───── GIVEN RECORDS ─────

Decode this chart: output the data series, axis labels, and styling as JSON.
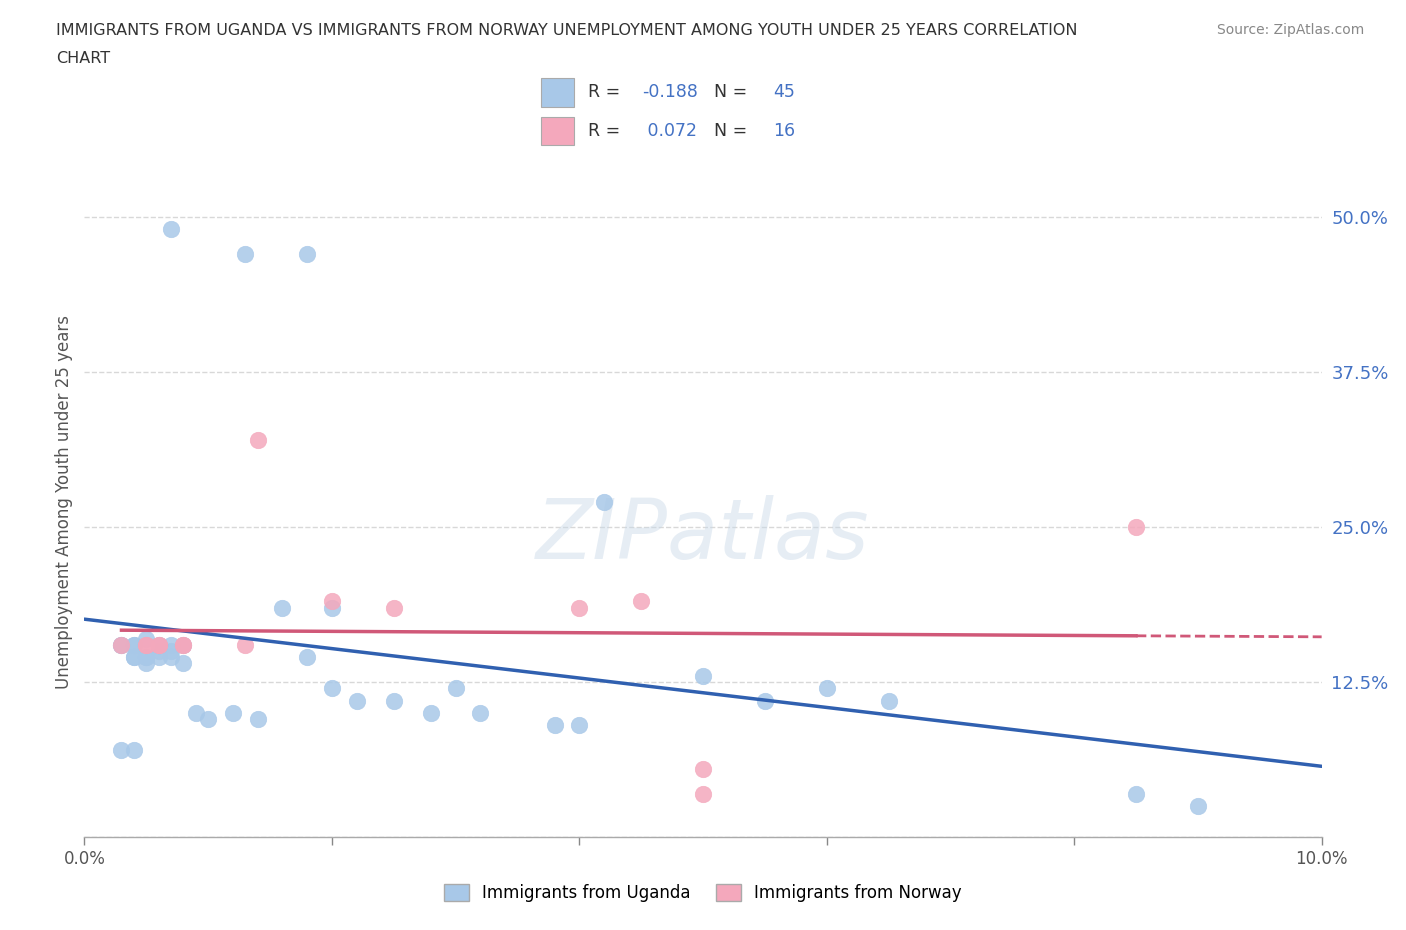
{
  "title_line1": "IMMIGRANTS FROM UGANDA VS IMMIGRANTS FROM NORWAY UNEMPLOYMENT AMONG YOUTH UNDER 25 YEARS CORRELATION",
  "title_line2": "CHART",
  "source": "Source: ZipAtlas.com",
  "ylabel": "Unemployment Among Youth under 25 years",
  "xlim": [
    0.0,
    0.1
  ],
  "ylim": [
    0.0,
    0.54
  ],
  "yticks": [
    0.0,
    0.125,
    0.25,
    0.375,
    0.5
  ],
  "ytick_labels": [
    "",
    "12.5%",
    "25.0%",
    "37.5%",
    "50.0%"
  ],
  "xticks": [
    0.0,
    0.02,
    0.04,
    0.06,
    0.08,
    0.1
  ],
  "xtick_labels": [
    "0.0%",
    "",
    "",
    "",
    "",
    "10.0%"
  ],
  "uganda_color": "#a8c8e8",
  "norway_color": "#f4a8bc",
  "uganda_line_color": "#3060b0",
  "norway_line_color": "#d05878",
  "R_uganda": -0.188,
  "N_uganda": 45,
  "R_norway": 0.072,
  "N_norway": 16,
  "uganda_scatter_x": [
    0.007,
    0.013,
    0.018,
    0.003,
    0.004,
    0.003,
    0.004,
    0.005,
    0.006,
    0.007,
    0.008,
    0.004,
    0.005,
    0.004,
    0.005,
    0.006,
    0.007,
    0.005,
    0.006,
    0.007,
    0.008,
    0.009,
    0.01,
    0.012,
    0.014,
    0.016,
    0.018,
    0.02,
    0.022,
    0.025,
    0.028,
    0.03,
    0.032,
    0.038,
    0.04,
    0.042,
    0.02,
    0.05,
    0.055,
    0.06,
    0.065,
    0.003,
    0.004,
    0.09,
    0.085
  ],
  "uganda_scatter_y": [
    0.49,
    0.47,
    0.47,
    0.155,
    0.145,
    0.155,
    0.155,
    0.145,
    0.145,
    0.15,
    0.155,
    0.155,
    0.14,
    0.145,
    0.145,
    0.15,
    0.155,
    0.16,
    0.155,
    0.145,
    0.14,
    0.1,
    0.095,
    0.1,
    0.095,
    0.185,
    0.145,
    0.12,
    0.11,
    0.11,
    0.1,
    0.12,
    0.1,
    0.09,
    0.09,
    0.27,
    0.185,
    0.13,
    0.11,
    0.12,
    0.11,
    0.07,
    0.07,
    0.025,
    0.035
  ],
  "norway_scatter_x": [
    0.003,
    0.005,
    0.006,
    0.013,
    0.005,
    0.006,
    0.008,
    0.008,
    0.014,
    0.02,
    0.025,
    0.04,
    0.045,
    0.05,
    0.085,
    0.05
  ],
  "norway_scatter_y": [
    0.155,
    0.155,
    0.155,
    0.155,
    0.155,
    0.155,
    0.155,
    0.155,
    0.32,
    0.19,
    0.185,
    0.185,
    0.19,
    0.055,
    0.25,
    0.035
  ],
  "watermark": "ZIPatlas",
  "background_color": "#ffffff",
  "grid_color": "#d8d8d8"
}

─────

• WHAT TO WORK ON:
Go through the entries above and print each one exactly, minus the pictures.

• EXERCISE ANSWER:
Decode this chart: output the data series, axis labels, and styling as JSON.
{
  "title_line1": "IMMIGRANTS FROM UGANDA VS IMMIGRANTS FROM NORWAY UNEMPLOYMENT AMONG YOUTH UNDER 25 YEARS CORRELATION",
  "title_line2": "CHART",
  "source": "Source: ZipAtlas.com",
  "ylabel": "Unemployment Among Youth under 25 years",
  "xlim": [
    0.0,
    0.1
  ],
  "ylim": [
    0.0,
    0.54
  ],
  "yticks": [
    0.0,
    0.125,
    0.25,
    0.375,
    0.5
  ],
  "ytick_labels": [
    "",
    "12.5%",
    "25.0%",
    "37.5%",
    "50.0%"
  ],
  "xticks": [
    0.0,
    0.02,
    0.04,
    0.06,
    0.08,
    0.1
  ],
  "xtick_labels": [
    "0.0%",
    "",
    "",
    "",
    "",
    "10.0%"
  ],
  "uganda_color": "#a8c8e8",
  "norway_color": "#f4a8bc",
  "uganda_line_color": "#3060b0",
  "norway_line_color": "#d05878",
  "R_uganda": -0.188,
  "N_uganda": 45,
  "R_norway": 0.072,
  "N_norway": 16,
  "uganda_scatter_x": [
    0.007,
    0.013,
    0.018,
    0.003,
    0.004,
    0.003,
    0.004,
    0.005,
    0.006,
    0.007,
    0.008,
    0.004,
    0.005,
    0.004,
    0.005,
    0.006,
    0.007,
    0.005,
    0.006,
    0.007,
    0.008,
    0.009,
    0.01,
    0.012,
    0.014,
    0.016,
    0.018,
    0.02,
    0.022,
    0.025,
    0.028,
    0.03,
    0.032,
    0.038,
    0.04,
    0.042,
    0.02,
    0.05,
    0.055,
    0.06,
    0.065,
    0.003,
    0.004,
    0.09,
    0.085
  ],
  "uganda_scatter_y": [
    0.49,
    0.47,
    0.47,
    0.155,
    0.145,
    0.155,
    0.155,
    0.145,
    0.145,
    0.15,
    0.155,
    0.155,
    0.14,
    0.145,
    0.145,
    0.15,
    0.155,
    0.16,
    0.155,
    0.145,
    0.14,
    0.1,
    0.095,
    0.1,
    0.095,
    0.185,
    0.145,
    0.12,
    0.11,
    0.11,
    0.1,
    0.12,
    0.1,
    0.09,
    0.09,
    0.27,
    0.185,
    0.13,
    0.11,
    0.12,
    0.11,
    0.07,
    0.07,
    0.025,
    0.035
  ],
  "norway_scatter_x": [
    0.003,
    0.005,
    0.006,
    0.013,
    0.005,
    0.006,
    0.008,
    0.008,
    0.014,
    0.02,
    0.025,
    0.04,
    0.045,
    0.05,
    0.085,
    0.05
  ],
  "norway_scatter_y": [
    0.155,
    0.155,
    0.155,
    0.155,
    0.155,
    0.155,
    0.155,
    0.155,
    0.32,
    0.19,
    0.185,
    0.185,
    0.19,
    0.055,
    0.25,
    0.035
  ],
  "watermark": "ZIPatlas",
  "background_color": "#ffffff",
  "grid_color": "#d8d8d8"
}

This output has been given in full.